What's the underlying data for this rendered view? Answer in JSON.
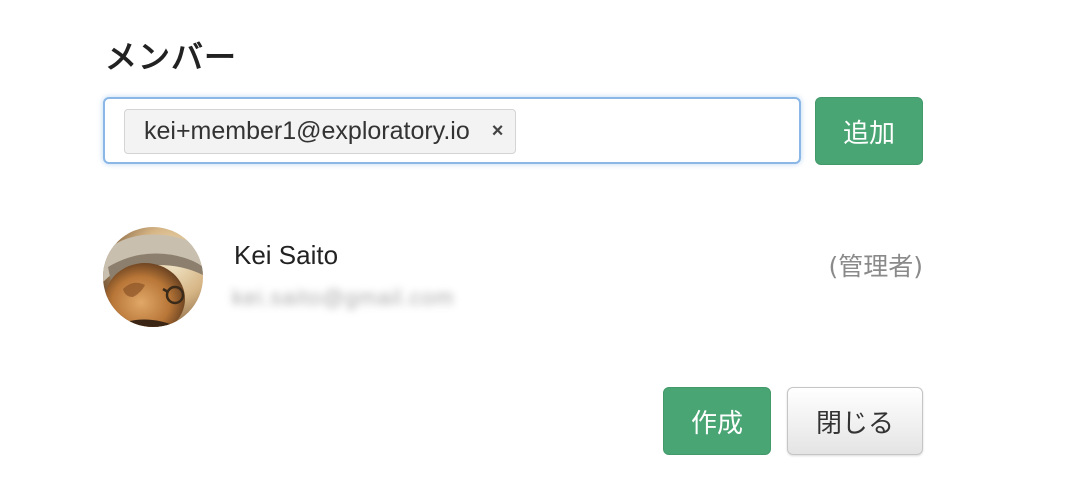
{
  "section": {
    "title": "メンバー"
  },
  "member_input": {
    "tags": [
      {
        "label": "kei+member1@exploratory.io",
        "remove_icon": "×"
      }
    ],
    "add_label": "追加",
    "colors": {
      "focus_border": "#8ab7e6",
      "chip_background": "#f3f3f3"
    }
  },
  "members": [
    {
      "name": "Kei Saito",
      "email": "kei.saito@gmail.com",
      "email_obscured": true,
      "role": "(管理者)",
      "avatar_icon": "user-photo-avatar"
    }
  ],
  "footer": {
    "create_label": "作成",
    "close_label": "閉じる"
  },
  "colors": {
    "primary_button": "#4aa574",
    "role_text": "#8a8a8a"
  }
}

================================

Every entry must be written out exactly, with all pictures left out.

WRITTEN SOLUTION:
What's the underlying data for this rendered view? Answer in JSON.
{
  "section": {
    "title": "メンバー"
  },
  "member_input": {
    "tags": [
      {
        "label": "kei+member1@exploratory.io",
        "remove_icon": "×"
      }
    ],
    "add_label": "追加",
    "colors": {
      "focus_border": "#8ab7e6",
      "chip_background": "#f3f3f3"
    }
  },
  "members": [
    {
      "name": "Kei Saito",
      "email": "kei.saito@gmail.com",
      "email_obscured": true,
      "role": "(管理者)",
      "avatar_icon": "user-photo-avatar"
    }
  ],
  "footer": {
    "create_label": "作成",
    "close_label": "閉じる"
  },
  "colors": {
    "primary_button": "#4aa574",
    "role_text": "#8a8a8a"
  }
}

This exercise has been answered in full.